# [EXERCISE INPUT]

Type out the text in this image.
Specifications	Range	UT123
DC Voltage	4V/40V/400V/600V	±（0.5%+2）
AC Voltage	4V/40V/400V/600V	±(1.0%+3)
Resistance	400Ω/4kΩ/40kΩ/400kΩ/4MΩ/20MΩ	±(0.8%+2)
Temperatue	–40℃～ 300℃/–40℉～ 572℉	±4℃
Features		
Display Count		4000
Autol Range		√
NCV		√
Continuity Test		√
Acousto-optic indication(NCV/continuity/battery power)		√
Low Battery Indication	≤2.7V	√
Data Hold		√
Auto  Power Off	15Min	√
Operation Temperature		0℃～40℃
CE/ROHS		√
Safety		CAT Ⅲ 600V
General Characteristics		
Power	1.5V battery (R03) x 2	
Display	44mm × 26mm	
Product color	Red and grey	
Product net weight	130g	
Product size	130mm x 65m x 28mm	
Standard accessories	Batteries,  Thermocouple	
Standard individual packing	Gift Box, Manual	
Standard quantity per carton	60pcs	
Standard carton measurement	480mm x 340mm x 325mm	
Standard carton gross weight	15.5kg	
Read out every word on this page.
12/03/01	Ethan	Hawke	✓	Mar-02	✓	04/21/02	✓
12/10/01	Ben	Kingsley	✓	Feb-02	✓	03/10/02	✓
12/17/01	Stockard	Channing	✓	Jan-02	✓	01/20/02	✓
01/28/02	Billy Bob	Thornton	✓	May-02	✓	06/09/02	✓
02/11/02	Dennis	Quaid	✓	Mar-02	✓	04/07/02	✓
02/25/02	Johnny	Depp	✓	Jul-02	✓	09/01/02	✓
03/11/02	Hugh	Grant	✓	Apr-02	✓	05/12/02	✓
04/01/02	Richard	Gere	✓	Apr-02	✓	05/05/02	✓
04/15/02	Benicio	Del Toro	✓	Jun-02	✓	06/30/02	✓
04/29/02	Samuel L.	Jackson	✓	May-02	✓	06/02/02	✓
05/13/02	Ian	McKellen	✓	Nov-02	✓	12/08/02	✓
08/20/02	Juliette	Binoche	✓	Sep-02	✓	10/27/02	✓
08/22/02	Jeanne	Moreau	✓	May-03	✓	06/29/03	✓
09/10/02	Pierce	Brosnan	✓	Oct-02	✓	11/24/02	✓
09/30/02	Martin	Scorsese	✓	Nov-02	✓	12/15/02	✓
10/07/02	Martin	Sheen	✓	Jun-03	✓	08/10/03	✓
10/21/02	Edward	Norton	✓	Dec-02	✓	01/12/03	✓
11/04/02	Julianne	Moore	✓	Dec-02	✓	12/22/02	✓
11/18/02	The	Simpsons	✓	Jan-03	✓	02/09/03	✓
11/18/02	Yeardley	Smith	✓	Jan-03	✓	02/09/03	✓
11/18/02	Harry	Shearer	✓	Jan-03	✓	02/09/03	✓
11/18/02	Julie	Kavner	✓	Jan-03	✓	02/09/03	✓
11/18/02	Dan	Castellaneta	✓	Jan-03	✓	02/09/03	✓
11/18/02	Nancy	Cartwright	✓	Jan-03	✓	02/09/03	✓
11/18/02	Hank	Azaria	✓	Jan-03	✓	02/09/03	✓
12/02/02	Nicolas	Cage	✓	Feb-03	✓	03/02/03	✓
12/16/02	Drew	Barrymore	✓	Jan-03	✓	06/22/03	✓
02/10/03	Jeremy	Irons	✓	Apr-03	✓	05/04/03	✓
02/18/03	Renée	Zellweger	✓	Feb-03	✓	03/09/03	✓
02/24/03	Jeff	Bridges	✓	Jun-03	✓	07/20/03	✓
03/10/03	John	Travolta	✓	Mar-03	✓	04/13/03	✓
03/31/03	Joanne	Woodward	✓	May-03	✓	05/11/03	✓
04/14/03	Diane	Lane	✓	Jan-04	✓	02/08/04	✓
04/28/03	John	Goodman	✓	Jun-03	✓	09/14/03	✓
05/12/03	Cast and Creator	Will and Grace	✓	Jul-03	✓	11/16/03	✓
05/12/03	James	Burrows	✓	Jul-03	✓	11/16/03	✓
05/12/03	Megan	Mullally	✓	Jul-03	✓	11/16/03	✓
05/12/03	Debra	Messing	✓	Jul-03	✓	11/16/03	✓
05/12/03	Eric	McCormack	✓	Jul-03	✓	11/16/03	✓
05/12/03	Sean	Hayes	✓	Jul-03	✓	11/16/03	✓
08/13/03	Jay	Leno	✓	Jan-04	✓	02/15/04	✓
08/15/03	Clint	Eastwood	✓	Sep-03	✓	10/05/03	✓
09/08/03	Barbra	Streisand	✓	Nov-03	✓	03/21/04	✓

# [SHORT TASK]
Set every line of the listing down word for word.

# [CORRECT RESULT]
Type out the text in this image.
Specifications	Range	UT123
DC Voltage	4V/40V/400V/600V	±（0.5%+2）
AC Voltage	4V/40V/400V/600V	±(1.0%+3)
Resistance	400Ω/4kΩ/40kΩ/400kΩ/4MΩ/20MΩ	±(0.8%+2)
Temperatue	–40℃～ 300℃/–40℉～ 572℉	±4℃
Features		
Display Count		4000
Autol Range		√
NCV		√
Continuity Test		√
Acousto-optic indication(NCV/continuity/battery power)		√
Low Battery Indication	≤2.7V	√
Data Hold		√
Auto  Power Off	15Min	√
Operation Temperature		0℃～40℃
CE/ROHS		√
Safety		CAT Ⅲ 600V
General Characteristics		
Power	1.5V battery (R03) x 2	
Display	44mm × 26mm	
Product color	Red and grey	
Product net weight	130g	
Product size	130mm x 65m x 28mm	
Standard accessories	Batteries,  Thermocouple	
Standard individual packing	Gift Box, Manual	
Standard quantity per carton	60pcs	
Standard carton measurement	480mm x 340mm x 325mm	
Standard carton gross weight	15.5kg	
Read out every word on this page.
12/03/01	Ethan	Hawke	✓	Mar-02	✓	04/21/02	✓
12/10/01	Ben	Kingsley	✓	Feb-02	✓	03/10/02	✓
12/17/01	Stockard	Channing	✓	Jan-02	✓	01/20/02	✓
01/28/02	Billy Bob	Thornton	✓	May-02	✓	06/09/02	✓
02/11/02	Dennis	Quaid	✓	Mar-02	✓	04/07/02	✓
02/25/02	Johnny	Depp	✓	Jul-02	✓	09/01/02	✓
03/11/02	Hugh	Grant	✓	Apr-02	✓	05/12/02	✓
04/01/02	Richard	Gere	✓	Apr-02	✓	05/05/02	✓
04/15/02	Benicio	Del Toro	✓	Jun-02	✓	06/30/02	✓
04/29/02	Samuel L.	Jackson	✓	May-02	✓	06/02/02	✓
05/13/02	Ian	McKellen	✓	Nov-02	✓	12/08/02	✓
08/20/02	Juliette	Binoche	✓	Sep-02	✓	10/27/02	✓
08/22/02	Jeanne	Moreau	✓	May-03	✓	06/29/03	✓
09/10/02	Pierce	Brosnan	✓	Oct-02	✓	11/24/02	✓
09/30/02	Martin	Scorsese	✓	Nov-02	✓	12/15/02	✓
10/07/02	Martin	Sheen	✓	Jun-03	✓	08/10/03	✓
10/21/02	Edward	Norton	✓	Dec-02	✓	01/12/03	✓
11/04/02	Julianne	Moore	✓	Dec-02	✓	12/22/02	✓
11/18/02	The	Simpsons	✓	Jan-03	✓	02/09/03	✓
11/18/02	Yeardley	Smith	✓	Jan-03	✓	02/09/03	✓
11/18/02	Harry	Shearer	✓	Jan-03	✓	02/09/03	✓
11/18/02	Julie	Kavner	✓	Jan-03	✓	02/09/03	✓
11/18/02	Dan	Castellaneta	✓	Jan-03	✓	02/09/03	✓
11/18/02	Nancy	Cartwright	✓	Jan-03	✓	02/09/03	✓
11/18/02	Hank	Azaria	✓	Jan-03	✓	02/09/03	✓
12/02/02	Nicolas	Cage	✓	Feb-03	✓	03/02/03	✓
12/16/02	Drew	Barrymore	✓	Jan-03	✓	06/22/03	✓
02/10/03	Jeremy	Irons	✓	Apr-03	✓	05/04/03	✓
02/18/03	Renée	Zellweger	✓	Feb-03	✓	03/09/03	✓
02/24/03	Jeff	Bridges	✓	Jun-03	✓	07/20/03	✓
03/10/03	John	Travolta	✓	Mar-03	✓	04/13/03	✓
03/31/03	Joanne	Woodward	✓	May-03	✓	05/11/03	✓
04/14/03	Diane	Lane	✓	Jan-04	✓	02/08/04	✓
04/28/03	John	Goodman	✓	Jun-03	✓	09/14/03	✓
05/12/03	Cast and Creator	Will and Grace	✓	Jul-03	✓	11/16/03	✓
05/12/03	James	Burrows	✓	Jul-03	✓	11/16/03	✓
05/12/03	Megan	Mullally	✓	Jul-03	✓	11/16/03	✓
05/12/03	Debra	Messing	✓	Jul-03	✓	11/16/03	✓
05/12/03	Eric	McCormack	✓	Jul-03	✓	11/16/03	✓
05/12/03	Sean	Hayes	✓	Jul-03	✓	11/16/03	✓
08/13/03	Jay	Leno	✓	Jan-04	✓	02/15/04	✓
08/15/03	Clint	Eastwood	✓	Sep-03	✓	10/05/03	✓
09/08/03	Barbra	Streisand	✓	Nov-03	✓	03/21/04	✓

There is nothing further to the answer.